* Exercise data *
>>>>

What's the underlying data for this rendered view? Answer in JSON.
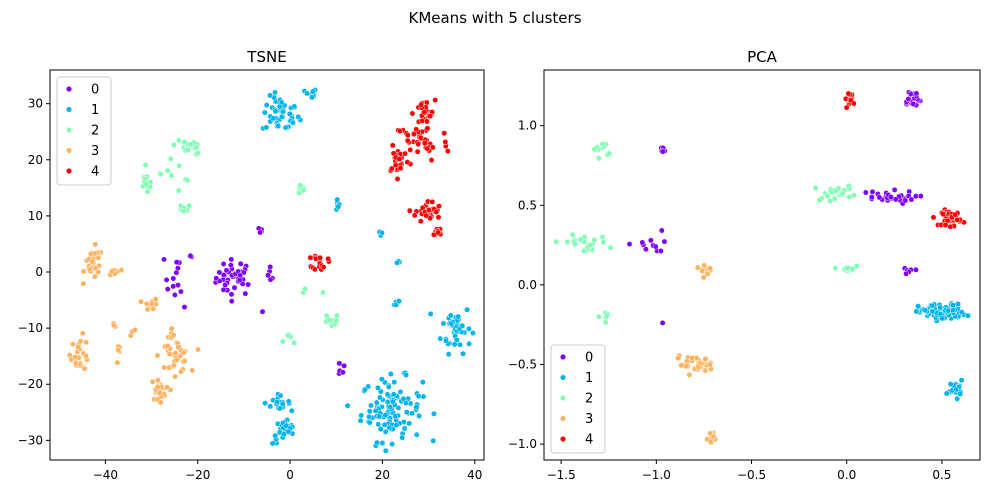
{
  "figure_title": "KMeans with 5 clusters",
  "chart_data": [
    {
      "type": "scatter",
      "title": "TSNE",
      "xlabel": "",
      "ylabel": "",
      "xlim": [
        -52,
        42
      ],
      "ylim": [
        -33.5,
        36
      ],
      "xticks": [
        -40,
        -20,
        0,
        20,
        40
      ],
      "yticks": [
        -30,
        -20,
        -10,
        0,
        10,
        20,
        30
      ],
      "xticklabels": [
        "−40",
        "−20",
        "0",
        "20",
        "40"
      ],
      "yticklabels": [
        "−30",
        "−20",
        "−10",
        "0",
        "10",
        "20",
        "30"
      ],
      "legend_position": "upper-left",
      "series": [
        {
          "name": "0",
          "color": "#8000ff",
          "clusters": [
            {
              "cx": -12,
              "cy": -1,
              "sx": 2,
              "sy": 1.6,
              "n": 40
            },
            {
              "cx": -24,
              "cy": -1,
              "sx": 1.6,
              "sy": 2.6,
              "n": 16
            },
            {
              "cx": -6.5,
              "cy": 7.5,
              "sx": 0.4,
              "sy": 0.3,
              "n": 4
            },
            {
              "cx": -5,
              "cy": -1,
              "sx": 0.8,
              "sy": 1.5,
              "n": 5
            },
            {
              "cx": -6,
              "cy": -7.4,
              "sx": 0.2,
              "sy": 0.2,
              "n": 1
            },
            {
              "cx": 11,
              "cy": -17,
              "sx": 0.4,
              "sy": 0.9,
              "n": 6
            }
          ]
        },
        {
          "name": "1",
          "color": "#00b5eb",
          "clusters": [
            {
              "cx": -2,
              "cy": 28,
              "sx": 2,
              "sy": 1.6,
              "n": 45
            },
            {
              "cx": 4.5,
              "cy": 31.7,
              "sx": 0.6,
              "sy": 0.5,
              "n": 12
            },
            {
              "cx": 10,
              "cy": 12.5,
              "sx": 0.6,
              "sy": 0.8,
              "n": 6
            },
            {
              "cx": 19.5,
              "cy": 6.8,
              "sx": 0.3,
              "sy": 0.3,
              "n": 3
            },
            {
              "cx": 23.5,
              "cy": 1.7,
              "sx": 0.3,
              "sy": 0.2,
              "n": 3
            },
            {
              "cx": 23,
              "cy": -5.3,
              "sx": 0.5,
              "sy": 0.5,
              "n": 6
            },
            {
              "cx": 36,
              "cy": -10,
              "sx": 1.6,
              "sy": 2.2,
              "n": 42
            },
            {
              "cx": 22,
              "cy": -24.5,
              "sx": 3.3,
              "sy": 2.8,
              "n": 110
            },
            {
              "cx": -3,
              "cy": -23.2,
              "sx": 1.5,
              "sy": 0.6,
              "n": 18
            },
            {
              "cx": -1,
              "cy": -28.5,
              "sx": 1.4,
              "sy": 1.1,
              "n": 25
            }
          ]
        },
        {
          "name": "2",
          "color": "#80ffb4",
          "clusters": [
            {
              "cx": -22,
              "cy": 22.7,
              "sx": 1.5,
              "sy": 0.9,
              "n": 20
            },
            {
              "cx": -20,
              "cy": 21.3,
              "sx": 0.4,
              "sy": 0.3,
              "n": 3
            },
            {
              "cx": -31,
              "cy": 15.8,
              "sx": 0.7,
              "sy": 1,
              "n": 12
            },
            {
              "cx": -25.5,
              "cy": 17,
              "sx": 1.5,
              "sy": 1.5,
              "n": 5
            },
            {
              "cx": -23,
              "cy": 11.2,
              "sx": 0.7,
              "sy": 0.4,
              "n": 9
            },
            {
              "cx": -22.5,
              "cy": 16.3,
              "sx": 0.3,
              "sy": 0.2,
              "n": 2
            },
            {
              "cx": -28.5,
              "cy": 17.2,
              "sx": 0.3,
              "sy": 0.3,
              "n": 2
            },
            {
              "cx": 2.5,
              "cy": 14.7,
              "sx": 0.6,
              "sy": 0.4,
              "n": 6
            },
            {
              "cx": 3,
              "cy": -3.5,
              "sx": 0.4,
              "sy": 0.4,
              "n": 2
            },
            {
              "cx": 7,
              "cy": -3.8,
              "sx": 0.2,
              "sy": 0.2,
              "n": 1
            },
            {
              "cx": 9,
              "cy": -9,
              "sx": 0.8,
              "sy": 0.8,
              "n": 10
            },
            {
              "cx": 0,
              "cy": -12,
              "sx": 0.6,
              "sy": 0.4,
              "n": 5
            }
          ]
        },
        {
          "name": "3",
          "color": "#ffb360",
          "clusters": [
            {
              "cx": -42.5,
              "cy": 1.5,
              "sx": 1,
              "sy": 1.4,
              "n": 30
            },
            {
              "cx": -38,
              "cy": 0,
              "sx": 0.6,
              "sy": 0.5,
              "n": 10
            },
            {
              "cx": -30,
              "cy": -5.8,
              "sx": 0.8,
              "sy": 0.5,
              "n": 10
            },
            {
              "cx": -45.5,
              "cy": -14.5,
              "sx": 1,
              "sy": 1.5,
              "n": 25
            },
            {
              "cx": -38,
              "cy": -9.2,
              "sx": 0.3,
              "sy": 0.3,
              "n": 3
            },
            {
              "cx": -34,
              "cy": -10.5,
              "sx": 0.3,
              "sy": 0.4,
              "n": 3
            },
            {
              "cx": -37,
              "cy": -14.5,
              "sx": 0.3,
              "sy": 0.8,
              "n": 6
            },
            {
              "cx": -25,
              "cy": -15,
              "sx": 1.6,
              "sy": 1.5,
              "n": 40
            },
            {
              "cx": -25.5,
              "cy": -11,
              "sx": 0.3,
              "sy": 0.6,
              "n": 4
            },
            {
              "cx": -28.5,
              "cy": -21,
              "sx": 0.8,
              "sy": 1,
              "n": 20
            }
          ]
        },
        {
          "name": "4",
          "color": "#ff0000",
          "clusters": [
            {
              "cx": 29,
              "cy": 28.2,
              "sx": 1.2,
              "sy": 1.2,
              "n": 26
            },
            {
              "cx": 28.5,
              "cy": 23.2,
              "sx": 3,
              "sy": 1.8,
              "n": 42
            },
            {
              "cx": 23.5,
              "cy": 20,
              "sx": 1.2,
              "sy": 1.2,
              "n": 26
            },
            {
              "cx": 30,
              "cy": 10.7,
              "sx": 1.4,
              "sy": 1,
              "n": 32
            },
            {
              "cx": 32,
              "cy": 7.3,
              "sx": 0.5,
              "sy": 0.4,
              "n": 10
            },
            {
              "cx": 6.5,
              "cy": 1.8,
              "sx": 0.8,
              "sy": 0.7,
              "n": 18
            }
          ]
        }
      ]
    },
    {
      "type": "scatter",
      "title": "PCA",
      "xlabel": "",
      "ylabel": "",
      "xlim": [
        -1.59,
        0.7
      ],
      "ylim": [
        -1.1,
        1.35
      ],
      "xticks": [
        -1.5,
        -1.0,
        -0.5,
        0.0,
        0.5
      ],
      "yticks": [
        -1.0,
        -0.5,
        0.0,
        0.5,
        1.0
      ],
      "xticklabels": [
        "−1.5",
        "−1.0",
        "−0.5",
        "0.0",
        "0.5"
      ],
      "yticklabels": [
        "−1.0",
        "−0.5",
        "0.0",
        "0.5",
        "1.0"
      ],
      "legend_position": "lower-left",
      "series": [
        {
          "name": "0",
          "color": "#8000ff",
          "clusters": [
            {
              "cx": 0.34,
              "cy": 1.17,
              "sx": 0.025,
              "sy": 0.03,
              "n": 22
            },
            {
              "cx": -0.97,
              "cy": 0.85,
              "sx": 0.012,
              "sy": 0.015,
              "n": 6
            },
            {
              "cx": 0.2,
              "cy": 0.55,
              "sx": 0.08,
              "sy": 0.02,
              "n": 28
            },
            {
              "cx": -1.05,
              "cy": 0.25,
              "sx": 0.05,
              "sy": 0.02,
              "n": 10
            },
            {
              "cx": -0.97,
              "cy": 0.34,
              "sx": 0.005,
              "sy": 0.005,
              "n": 1
            },
            {
              "cx": 0.33,
              "cy": 0.085,
              "sx": 0.015,
              "sy": 0.01,
              "n": 6
            },
            {
              "cx": -0.97,
              "cy": -0.23,
              "sx": 0.004,
              "sy": 0.006,
              "n": 2
            }
          ]
        },
        {
          "name": "1",
          "color": "#00b5eb",
          "clusters": [
            {
              "cx": 0.5,
              "cy": -0.17,
              "sx": 0.06,
              "sy": 0.025,
              "n": 100
            },
            {
              "cx": 0.57,
              "cy": -0.65,
              "sx": 0.02,
              "sy": 0.025,
              "n": 25
            }
          ]
        },
        {
          "name": "2",
          "color": "#80ffb4",
          "clusters": [
            {
              "cx": -1.29,
              "cy": 0.85,
              "sx": 0.02,
              "sy": 0.025,
              "n": 10
            },
            {
              "cx": -0.05,
              "cy": 0.58,
              "sx": 0.06,
              "sy": 0.025,
              "n": 20
            },
            {
              "cx": -1.39,
              "cy": 0.26,
              "sx": 0.07,
              "sy": 0.025,
              "n": 20
            },
            {
              "cx": 0.0,
              "cy": 0.1,
              "sx": 0.02,
              "sy": 0.015,
              "n": 10
            },
            {
              "cx": -1.27,
              "cy": -0.2,
              "sx": 0.025,
              "sy": 0.015,
              "n": 6
            }
          ]
        },
        {
          "name": "3",
          "color": "#ffb360",
          "clusters": [
            {
              "cx": -0.74,
              "cy": 0.11,
              "sx": 0.025,
              "sy": 0.02,
              "n": 15
            },
            {
              "cx": -0.8,
              "cy": -0.5,
              "sx": 0.05,
              "sy": 0.025,
              "n": 30
            },
            {
              "cx": -0.7,
              "cy": -0.96,
              "sx": 0.015,
              "sy": 0.02,
              "n": 12
            }
          ]
        },
        {
          "name": "4",
          "color": "#ff0000",
          "clusters": [
            {
              "cx": 0.02,
              "cy": 1.17,
              "sx": 0.015,
              "sy": 0.02,
              "n": 14
            },
            {
              "cx": 0.55,
              "cy": 0.42,
              "sx": 0.025,
              "sy": 0.025,
              "n": 38
            }
          ]
        }
      ]
    }
  ]
}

<<<<

* What the task requires *
Copy out each line of the entries that holds "left".

* Written solution *
      "legend_position": "upper-left",
      "legend_position": "lower-left",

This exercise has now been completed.